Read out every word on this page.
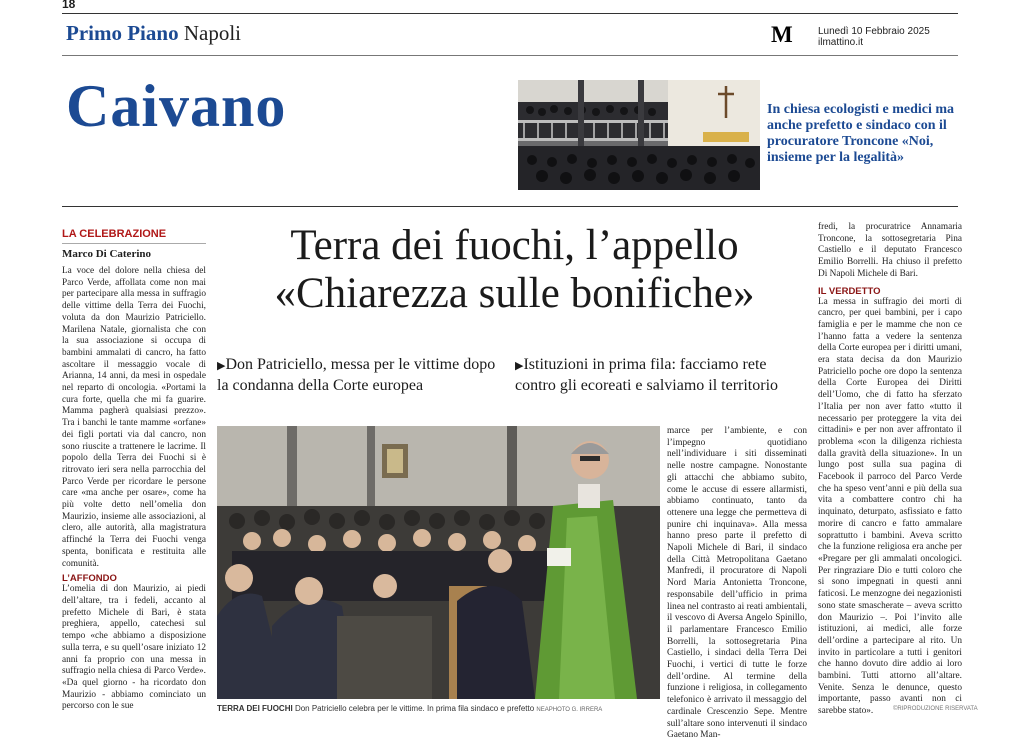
18
Primo Piano Napoli	M	Lunedì 10 Febbraio 2025
ilmattino.it
Caivano	In chiesa ecologisti e medici ma anche prefetto e sindaco con il procuratore Troncone «Noi, insieme per la legalità»
LA CELEBRAZIONE
Marco Di Caterino

La voce del dolore nella chiesa del Parco Verde, affollata come non mai per partecipare alla messa in suffragio delle vittime della Terra dei Fuochi, voluta da don Maurizio Patriciello. Marilena Natale, giornalista che con la sua associazione si occupa di bambini ammalati di cancro, ha fatto ascoltare il messaggio vocale di Arianna, 14 anni, da mesi in ospedale nel reparto di oncologia. «Portami la cura forte, quella che mi fa guarire. Mamma pagherà qualsiasi prezzo». Tra i banchi le tante mamme «orfane» dei figli portati via dal cancro, non sono riuscite a trattenere le lacrime. Il popolo della Terra dei Fuochi si è ritrovato ieri sera nella parrocchia del Parco Verde per ricordare le persone care «ma anche per osare», come ha più volte detto nell’omelia don Maurizio, insieme alle associazioni, al clero, alle autorità, alla magistratura affinché la Terra dei Fuochi venga spenta, bonificata e restituita alle comunità.

L’AFFONDO

L’omelia di don Maurizio, ai piedi dell’altare, tra i fedeli, accanto al prefetto Michele di Bari, è stata preghiera, appello, catechesi sul tempo «che abbiamo a disposizione sulla terra, e su quell’osare iniziato 12 anni fa proprio con una messa in suffragio nella chiesa di Parco Verde». «Da quel giorno - ha ricordato don Maurizio - abbiamo cominciato un percorso con le sue

Terra dei fuochi, l’appello
«Chiarezza sulle bonifiche»
▶Don Patriciello, messa per le vittime dopo la condanna della Corte europea
▶Istituzioni in prima fila: facciamo rete contro gli ecoreati e salviamo il territorio
TERRA DEI FUOCHI Don Patriciello celebra per le vittime. In prima fila sindaco e prefetto NEAPHOTO G. IRRERA

marce per l’ambiente, e con l’impegno quotidiano nell’individuare i siti disseminati nelle nostre campagne. Nonostante gli attacchi che abbiamo subito, come le accuse di essere allarmisti, abbiamo continuato, tanto da ottenere una legge che permetteva di punire chi inquinava». Alla messa hanno preso parte il prefetto di Napoli Michele di Bari, il sindaco della Città Metropolitana Gaetano Manfredi, il procuratore di Napoli Nord Maria Antonietta Troncone, responsabile dell’ufficio in prima linea nel contrasto ai reati ambientali, il vescovo di Aversa Angelo Spinillo, il parlamentare Francesco Emilio Borrelli, la sottosegretaria Pina Castiello, i sindaci della Terra Dei Fuochi, i vertici di tutte le forze dell’ordine. Al termine della funzione i religiosa, in collegamento telefonico è arrivato il messaggio del cardinale Crescenzio Sepe. Mentre sull’altare sono intervenuti il sindaco Gaetano Man-

fredi, la procuratrice Annamaria Troncone, la sottosegretaria Pina Castiello e il deputato Francesco Emilio Borrelli. Ha chiuso il prefetto Di Napoli Michele di Bari.

IL VERDETTO

La messa in suffragio dei morti di cancro, per quei bambini, per i capo famiglia e per le mamme che non ce l’hanno fatta a vedere la sentenza della Corte europea per i diritti umani, era stata decisa da don Maurizio Patriciello poche ore dopo la sentenza della Corte Europea dei Diritti dell’Uomo, che di fatto ha sferzato l’Italia per non aver fatto «tutto il necessario per proteggere la vita dei cittadini» e per non aver affrontato il problema «con la diligenza richiesta dalla gravità della situazione». In un lungo post sulla sua pagina di Facebook il parroco del Parco Verde che ha speso vent’anni e più della sua vita a combattere contro chi ha inquinato, deturpato, asfissiato e fatto morire di cancro e fatto ammalare soprattutto i bambini. Aveva scritto che la funzione religiosa era anche per «Pregare per gli ammalati oncologici. Per ringraziare Dio e tutti coloro che si sono impegnati in questi anni faticosi. Le menzogne dei negazionisti sono state smascherate – aveva scritto don Maurizio –. Poi l’invito alle istituzioni, ai medici, alle forze dell’ordine a partecipare al rito. Un invito in particolare a tutti i genitori che hanno dovuto dire addio ai loro bambini. Tutti attorno all’altare. Venite. Senza le denunce, questo importante, passo avanti non ci sarebbe stato».	©RIPRODUZIONE RISERVATA
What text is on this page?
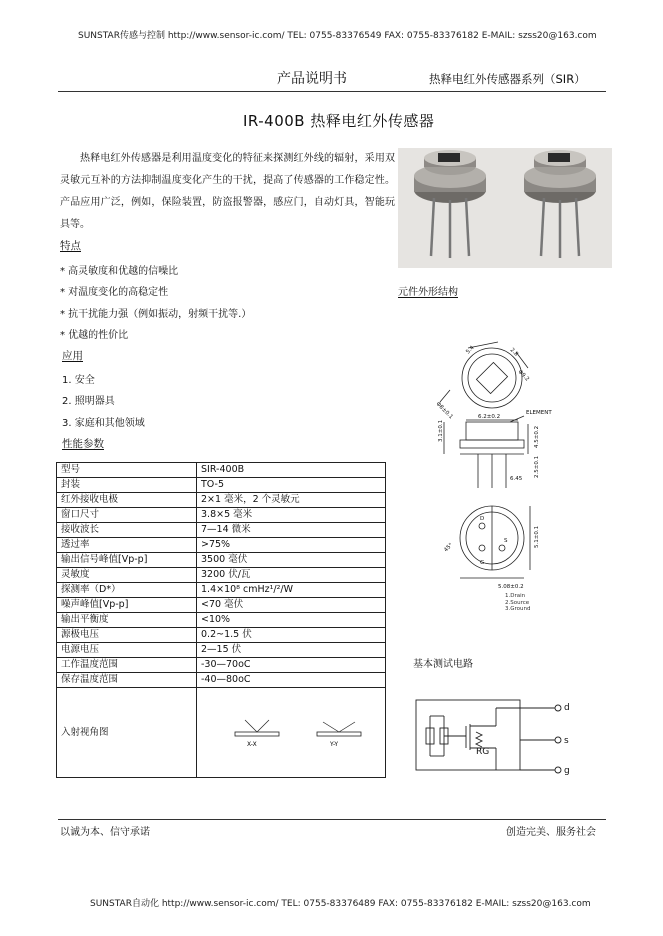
SUNSTAR传感与控制 http://www.sensor-ic.com/ TEL: 0755-83376549 FAX: 0755-83376182 E-MAIL: szss20@163.com
产品说明书	热释电红外传感器系列（SIR）
IR-400B 热释电红外传感器
热释电红外传感器是利用温度变化的特征来探测红外线的辐射，采用双灵敏元互补的方法抑制温度变化产生的干扰，提高了传感器的工作稳定性。产品应用广泛，例如，保险装置，防盗报警器，感应门，自动灯具，智能玩具等。
特点
* 高灵敏度和优越的信噪比
* 对温度变化的高稳定性
* 抗干扰能力强（例如振动，射频干扰等.）
* 优越的性价比
应用
1. 安全
2. 照明器具
3. 家庭和其他领域
性能参数
型号	SIR-400B
封装	TO-5
红外接收电极	2×1 毫米，2 个灵敏元
窗口尺寸	3.8×5 毫米
接收波长	7—14 微米
透过率	>75%
输出信号峰值[Vp-p]	3500 毫伏
灵敏度	3200 伏/瓦
探测率（D*）	1.4×10⁸ cmHz¹/²/W
噪声峰值[Vp-p]	<70 毫伏
输出平衡度	<10%
源极电压	0.2~1.5 伏
电源电压	2—15 伏
工作温度范围	-30—70oC
保存温度范围	-40—80oC
入射视角图	X-X Y-Y
元件外形结构
5.4	2.8
Φ8±0.1
Φ9.2
6.2±0.2
3.1±0.1	4.5±0.2
2.5±0.1
6.45
ELEMENT
5.1±0.1
5.08±0.2
45°
D
S
G
1.Drain
2.Source
3.Ground
基本测试电路
RG
d
s
g
以诚为本、信守承诺	创造完美、服务社会
SUNSTAR自动化 http://www.sensor-ic.com/ TEL: 0755-83376489 FAX: 0755-83376182 E-MAIL: szss20@163.com
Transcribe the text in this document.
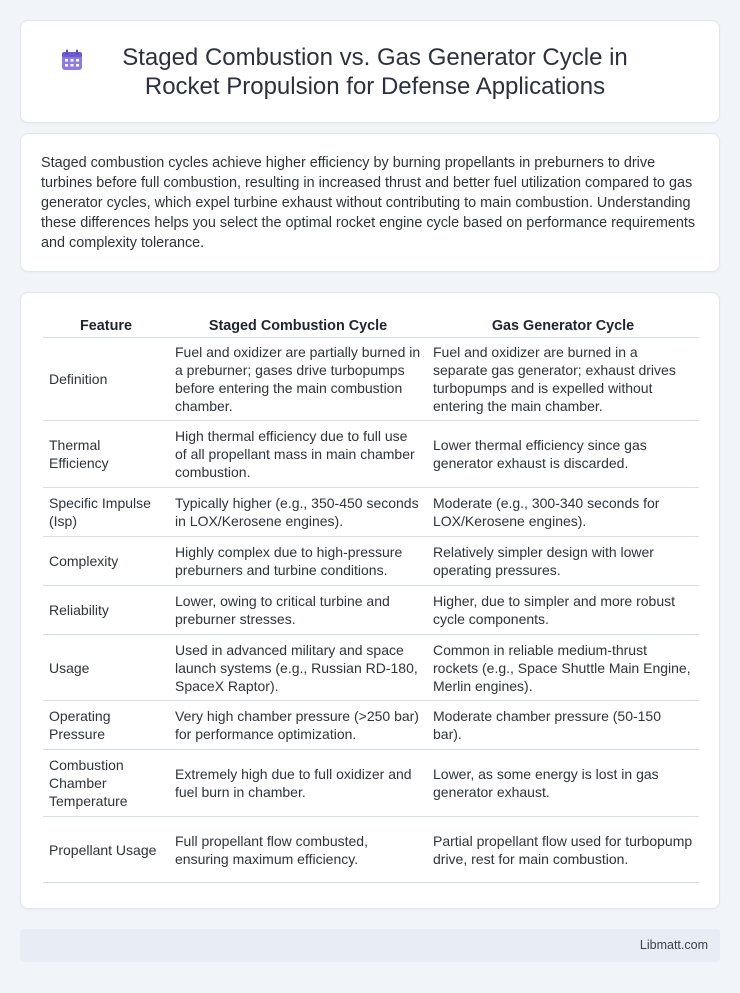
Staged Combustion vs. Gas Generator Cycle in Rocket Propulsion for Defense Applications

Staged combustion cycles achieve higher efficiency by burning propellants in preburners to drive turbines before full combustion, resulting in increased thrust and better fuel utilization compared to gas generator cycles, which expel turbine exhaust without contributing to main combustion. Understanding these differences helps you select the optimal rocket engine cycle based on performance requirements and complexity tolerance.

Feature	Staged Combustion Cycle	Gas Generator Cycle
Definition	Fuel and oxidizer are partially burned in a preburner; gases drive turbopumps before entering the main combustion chamber.	Fuel and oxidizer are burned in a separate gas generator; exhaust drives turbopumps and is expelled without entering the main chamber.
Thermal Efficiency	High thermal efficiency due to full use of all propellant mass in main chamber combustion.	Lower thermal efficiency since gas generator exhaust is discarded.
Specific Impulse (Isp)	Typically higher (e.g., 350-450 seconds in LOX/Kerosene engines).	Moderate (e.g., 300-340 seconds for LOX/Kerosene engines).
Complexity	Highly complex due to high-pressure preburners and turbine conditions.	Relatively simpler design with lower operating pressures.
Reliability	Lower, owing to critical turbine and preburner stresses.	Higher, due to simpler and more robust cycle components.
Usage	Used in advanced military and space launch systems (e.g., Russian RD-180, SpaceX Raptor).	Common in reliable medium-thrust rockets (e.g., Space Shuttle Main Engine, Merlin engines).
Operating Pressure	Very high chamber pressure (>250 bar) for performance optimization.	Moderate chamber pressure (50-150 bar).
Combustion Chamber Temperature	Extremely high due to full oxidizer and fuel burn in chamber.	Lower, as some energy is lost in gas generator exhaust.
Propellant Usage	Full propellant flow combusted, ensuring maximum efficiency.	Partial propellant flow used for turbopump drive, rest for main combustion.
Libmatt.com
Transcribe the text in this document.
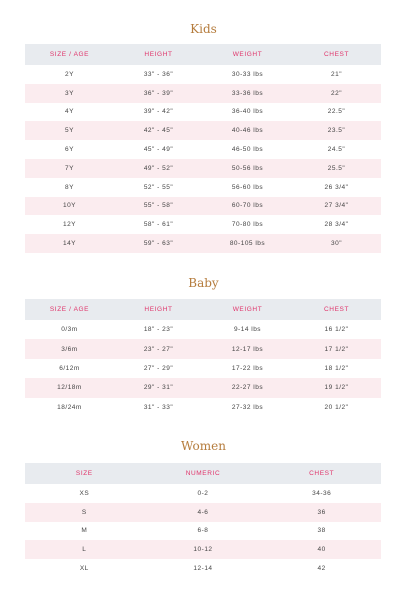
Kids
SIZE / AGE	HEIGHT	WEIGHT	CHEST
2Y	33" - 36"	30-33 lbs	21"
3Y	36" - 39"	33-36 lbs	22"
4Y	39" - 42"	36-40 lbs	22.5"
5Y	42" - 45"	40-46 lbs	23.5"
6Y	45" - 49"	46-50 lbs	24.5"
7Y	49" - 52"	50-56 lbs	25.5"
8Y	52" - 55"	56-60 lbs	26 3/4"
10Y	55" - 58"	60-70 lbs	27 3/4"
12Y	58" - 61"	70-80 lbs	28 3/4"
14Y	59" - 63"	80-105 lbs	30"
Baby
SIZE / AGE	HEIGHT	WEIGHT	CHEST
0/3m	18" - 23"	9-14 lbs	16 1/2"
3/6m	23" - 27"	12-17 lbs	17 1/2"
6/12m	27" - 29"	17-22 lbs	18 1/2"
12/18m	29" - 31"	22-27 lbs	19 1/2"
18/24m	31" - 33"	27-32 lbs	20 1/2"
Women
SIZE	NUMERIC	CHEST
XS	0-2	34-36
S	4-6	36
M	6-8	38
L	10-12	40
XL	12-14	42
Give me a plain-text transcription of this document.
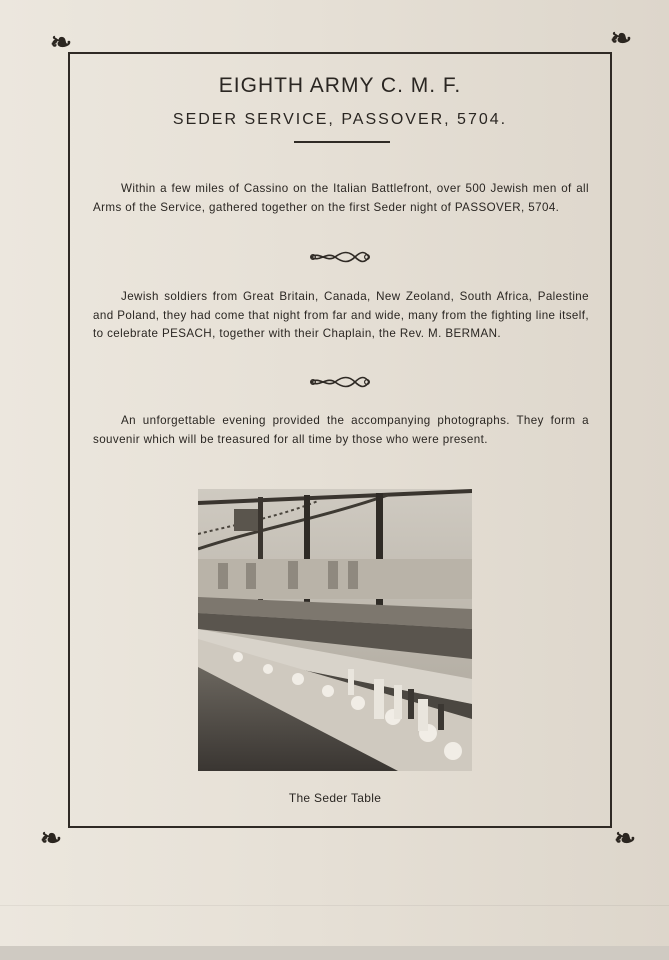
❧	❧
❧	❧
EIGHTH ARMY C. M. F.
SEDER SERVICE, PASSOVER, 5704.
Within a few miles of Cassino on the Italian Battlefront, over 500 Jewish men of all Arms of the Service, gathered together on the first Seder night of PASSOVER, 5704.
Jewish soldiers from Great Britain, Canada, New Zeoland, South Africa, Palestine and Poland, they had come that night from far and wide, many from the fighting line itself, to celebrate PESACH, together with their Chaplain, the Rev. M. BERMAN.
An unforgettable evening provided the accompanying photographs. They form a souvenir which will be treasured for all time by those who were present.
The Seder Table
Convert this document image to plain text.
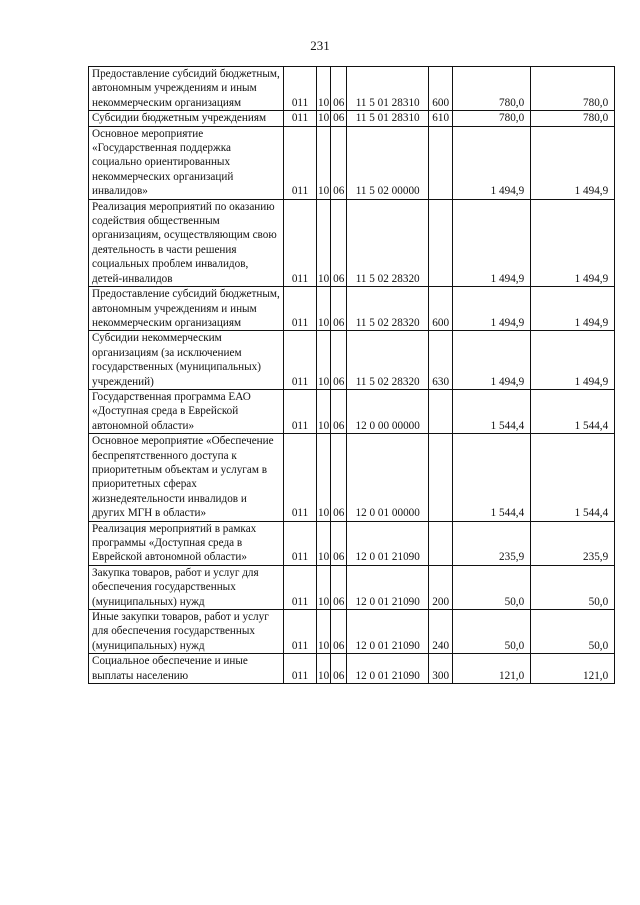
231
Предоставление субсидий бюджетным, автономным учреждениям и иным некоммерческим организациям	011	10	06	11 5 01 28310	600	780,0	780,0
Субсидии бюджетным учреждениям	011	10	06	11 5 01 28310	610	780,0	780,0
Основное мероприятие «Государственная поддержка социально ориентированных некоммерческих организаций инвалидов»	011	10	06	11 5 02 00000		1 494,9	1 494,9
Реализация мероприятий по оказанию содействия общественным организациям, осуществляющим свою деятельность в части решения социальных проблем инвалидов, детей-инвалидов	011	10	06	11 5 02 28320		1 494,9	1 494,9
Предоставление субсидий бюджетным, автономным учреждениям и иным некоммерческим организациям	011	10	06	11 5 02 28320	600	1 494,9	1 494,9
Субсидии некоммерческим организациям (за исключением государственных (муниципальных) учреждений)	011	10	06	11 5 02 28320	630	1 494,9	1 494,9
Государственная программа ЕАО «Доступная среда в Еврейской автономной области»	011	10	06	12 0 00 00000		1 544,4	1 544,4
Основное мероприятие «Обеспечение беспрепятственного доступа к приоритетным объектам и услугам в приоритетных сферах жизнедеятельности инвалидов и других МГН в области»	011	10	06	12 0 01 00000		1 544,4	1 544,4
Реализация мероприятий в рамках программы «Доступная среда в Еврейской автономной области»	011	10	06	12 0 01 21090		235,9	235,9
Закупка товаров, работ и услуг для обеспечения государственных (муниципальных) нужд	011	10	06	12 0 01 21090	200	50,0	50,0
Иные закупки товаров, работ и услуг для обеспечения государственных (муниципальных) нужд	011	10	06	12 0 01 21090	240	50,0	50,0
Социальное обеспечение и иные выплаты населению	011	10	06	12 0 01 21090	300	121,0	121,0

___

Set exercise: Quote exactly the lines from the line that contains "Convert this document image to plain text." through the last line of the listing, please, leaving out all pictures.

Exercise solution:
Convert this document image to plain text.
231
Предоставление субсидий бюджетным, автономным учреждениям и иным некоммерческим организациям	011	10	06	11 5 01 28310	600	780,0	780,0
Субсидии бюджетным учреждениям	011	10	06	11 5 01 28310	610	780,0	780,0
Основное мероприятие «Государственная поддержка социально ориентированных некоммерческих организаций инвалидов»	011	10	06	11 5 02 00000		1 494,9	1 494,9
Реализация мероприятий по оказанию содействия общественным организациям, осуществляющим свою деятельность в части решения социальных проблем инвалидов, детей-инвалидов	011	10	06	11 5 02 28320		1 494,9	1 494,9
Предоставление субсидий бюджетным, автономным учреждениям и иным некоммерческим организациям	011	10	06	11 5 02 28320	600	1 494,9	1 494,9
Субсидии некоммерческим организациям (за исключением государственных (муниципальных) учреждений)	011	10	06	11 5 02 28320	630	1 494,9	1 494,9
Государственная программа ЕАО «Доступная среда в Еврейской автономной области»	011	10	06	12 0 00 00000		1 544,4	1 544,4
Основное мероприятие «Обеспечение беспрепятственного доступа к приоритетным объектам и услугам в приоритетных сферах жизнедеятельности инвалидов и других МГН в области»	011	10	06	12 0 01 00000		1 544,4	1 544,4
Реализация мероприятий в рамках программы «Доступная среда в Еврейской автономной области»	011	10	06	12 0 01 21090		235,9	235,9
Закупка товаров, работ и услуг для обеспечения государственных (муниципальных) нужд	011	10	06	12 0 01 21090	200	50,0	50,0
Иные закупки товаров, работ и услуг для обеспечения государственных (муниципальных) нужд	011	10	06	12 0 01 21090	240	50,0	50,0
Социальное обеспечение и иные выплаты населению	011	10	06	12 0 01 21090	300	121,0	121,0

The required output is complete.